▶ _EXERCISE PASSAGE_
The Movies

The Movies

You may be thinking: "How the heck are movies and pens related?"

 Everyone has a favorite movie, right?  The one that makes you sweat.  The one that makes you hide your eyes, the one that makes you cry tears of joy, of sorrow. The one that makes you furious or simply takes your breath away.

 Favorite movies make you feel emotions, they make you feel as if you're participating instead of just watching a bunch of disconnected and uninteresting scenes.  The stronger the emotions you feel, the more prominent a place the movie may occupy in your memory, in your own life story.

 As a kid, I had a favorite.  Star Wars, unsurprisingly.  Yeah, I was one of those kids.  With my friends, we saw the movie in the theaters at least 15 times, followed by many more viewings, growing more and more nostalgic as time passed.  I bought the soundtrack, I bought the book adaptation by George Lucas, even started a small trading card collection before I realized I didn't enjoy that aspect of movie fandom.

 But that movie made an impression on me back then, and a glimpse of the poster can whisk me back into that time of my life in an instant.

 "But PK, how are pens related?"

▶ _PROBLEMS TO WORK ON_
(A) Answer these questions from the movies passage, one answer per line:
(i) According to the movies passage, what makes a movie take a more prominent place in your memory?
(ii) Which movie was the writer's favorite as a kid?
(iii) At least how many times did the writer and friends see that movie in theaters?
(B) Carry on the movies passage from its last line.

▶ _SOURCE DATA_
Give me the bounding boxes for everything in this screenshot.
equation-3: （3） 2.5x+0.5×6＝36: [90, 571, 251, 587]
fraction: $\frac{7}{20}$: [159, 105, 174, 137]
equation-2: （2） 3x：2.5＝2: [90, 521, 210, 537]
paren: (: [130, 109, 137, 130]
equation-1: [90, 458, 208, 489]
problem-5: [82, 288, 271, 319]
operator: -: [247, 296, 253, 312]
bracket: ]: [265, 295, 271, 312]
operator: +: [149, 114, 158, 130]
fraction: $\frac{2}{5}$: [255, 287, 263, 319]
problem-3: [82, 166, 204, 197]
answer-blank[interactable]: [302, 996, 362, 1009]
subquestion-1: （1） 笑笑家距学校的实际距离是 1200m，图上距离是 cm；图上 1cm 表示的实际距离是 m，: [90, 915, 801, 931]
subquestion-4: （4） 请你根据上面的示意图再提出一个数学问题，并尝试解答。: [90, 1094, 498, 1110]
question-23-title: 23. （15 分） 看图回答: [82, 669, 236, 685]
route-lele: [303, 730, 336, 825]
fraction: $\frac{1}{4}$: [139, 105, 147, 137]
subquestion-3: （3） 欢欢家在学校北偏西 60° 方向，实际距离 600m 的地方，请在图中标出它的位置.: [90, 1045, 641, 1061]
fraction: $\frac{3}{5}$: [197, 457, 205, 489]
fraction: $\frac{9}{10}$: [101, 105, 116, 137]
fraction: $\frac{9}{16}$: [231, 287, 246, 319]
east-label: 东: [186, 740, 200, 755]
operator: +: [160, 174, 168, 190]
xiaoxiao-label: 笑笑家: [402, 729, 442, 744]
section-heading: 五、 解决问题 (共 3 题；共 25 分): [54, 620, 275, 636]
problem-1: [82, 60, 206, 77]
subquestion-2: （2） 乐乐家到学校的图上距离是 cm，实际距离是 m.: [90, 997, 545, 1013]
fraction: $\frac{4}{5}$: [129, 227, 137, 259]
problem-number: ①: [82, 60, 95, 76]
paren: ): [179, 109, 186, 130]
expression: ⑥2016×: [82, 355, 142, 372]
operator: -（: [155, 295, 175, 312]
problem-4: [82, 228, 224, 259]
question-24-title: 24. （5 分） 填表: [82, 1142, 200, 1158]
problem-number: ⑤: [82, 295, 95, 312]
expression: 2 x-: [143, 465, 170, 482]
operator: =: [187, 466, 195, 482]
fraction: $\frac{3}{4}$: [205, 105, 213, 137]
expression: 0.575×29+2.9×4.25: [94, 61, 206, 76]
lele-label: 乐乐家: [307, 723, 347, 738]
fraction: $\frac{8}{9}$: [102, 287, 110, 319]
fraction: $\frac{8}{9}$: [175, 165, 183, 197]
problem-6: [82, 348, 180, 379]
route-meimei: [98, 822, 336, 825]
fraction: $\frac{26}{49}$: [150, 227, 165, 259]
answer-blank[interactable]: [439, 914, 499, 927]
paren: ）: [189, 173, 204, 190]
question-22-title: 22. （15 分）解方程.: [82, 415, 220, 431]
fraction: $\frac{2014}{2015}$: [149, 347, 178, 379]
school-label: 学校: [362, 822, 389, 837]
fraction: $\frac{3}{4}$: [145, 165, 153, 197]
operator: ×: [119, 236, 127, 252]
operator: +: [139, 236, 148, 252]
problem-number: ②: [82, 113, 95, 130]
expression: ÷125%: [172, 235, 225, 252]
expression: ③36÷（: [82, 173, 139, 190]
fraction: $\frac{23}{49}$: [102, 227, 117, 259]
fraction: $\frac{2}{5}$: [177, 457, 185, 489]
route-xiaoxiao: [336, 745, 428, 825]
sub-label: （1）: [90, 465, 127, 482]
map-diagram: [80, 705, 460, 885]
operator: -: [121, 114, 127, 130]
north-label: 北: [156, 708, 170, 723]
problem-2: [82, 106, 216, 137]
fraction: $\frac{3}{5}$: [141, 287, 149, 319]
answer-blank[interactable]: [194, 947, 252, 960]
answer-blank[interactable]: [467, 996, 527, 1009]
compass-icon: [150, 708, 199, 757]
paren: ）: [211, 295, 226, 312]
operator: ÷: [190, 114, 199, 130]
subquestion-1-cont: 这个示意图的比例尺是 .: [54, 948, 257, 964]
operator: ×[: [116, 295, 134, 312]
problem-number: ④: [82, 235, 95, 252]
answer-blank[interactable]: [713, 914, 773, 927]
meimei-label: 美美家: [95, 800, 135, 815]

▶ _RESULTS BY TASK_
(A)
(i) The stronger the emotions you feel, the more prominent a place the movie may occupy in your memory.
(ii) Star Wars.
(iii) At least 15 times.

(B)
 Frankly I could answer that in two ways.  The first is the connection to creativity and storytelling.  The first and most human way to tell a story in a non-ephemeral way is through the pen.  The storyteller uses the pen to act as a tool to translate the writer's otherwise unknowable vision into a form of art that can then communicate that vision back into another person's brain.  All the while, the writer knows that the written words will convey the intended meaning, whether they are present or have passed into history centuries ago.

 When you read the words on a page, you are reading the thoughts of the writer as they were expressed onto the page.  You are travelling into the past to listen to the writer tell the story, untouched by time.

 The second answer is directly related the pen itself and how it's created.  Making a pen by hand is every bit an act of creativity using a different medium to tell a story about the story.  When you hold a pen, especially one used by another author, you are using your eyes and your skin to feel what they felt when writing that story.   The weight of the pen.  The pressure of the pen as the thoughts flow through to the page.  The feel of the pen's construction.  The warmth of the wood or metal or plastic or bone.

 That experience of tactile and visual memory can be contained in the materials used to construct the pen, closing the circle of memories and storytelling.

 Let's revisit the idea of having a favorite movie.  My wife's favorite movie has got to be Shawshank Redemption, based on a book written by horror-meister Stephen King - ironically not a horror story at all.  In the movie, the main character is sent to prison after being convicted of murder.  During his time in prison he befriends another prisoner, has various encounters with other members of the prison population, the guards, the warden, etc.  Eventually, he escapes by crawling through a tiny sewer pipe in a sequence that has become nearly iconic in modern moviemaking.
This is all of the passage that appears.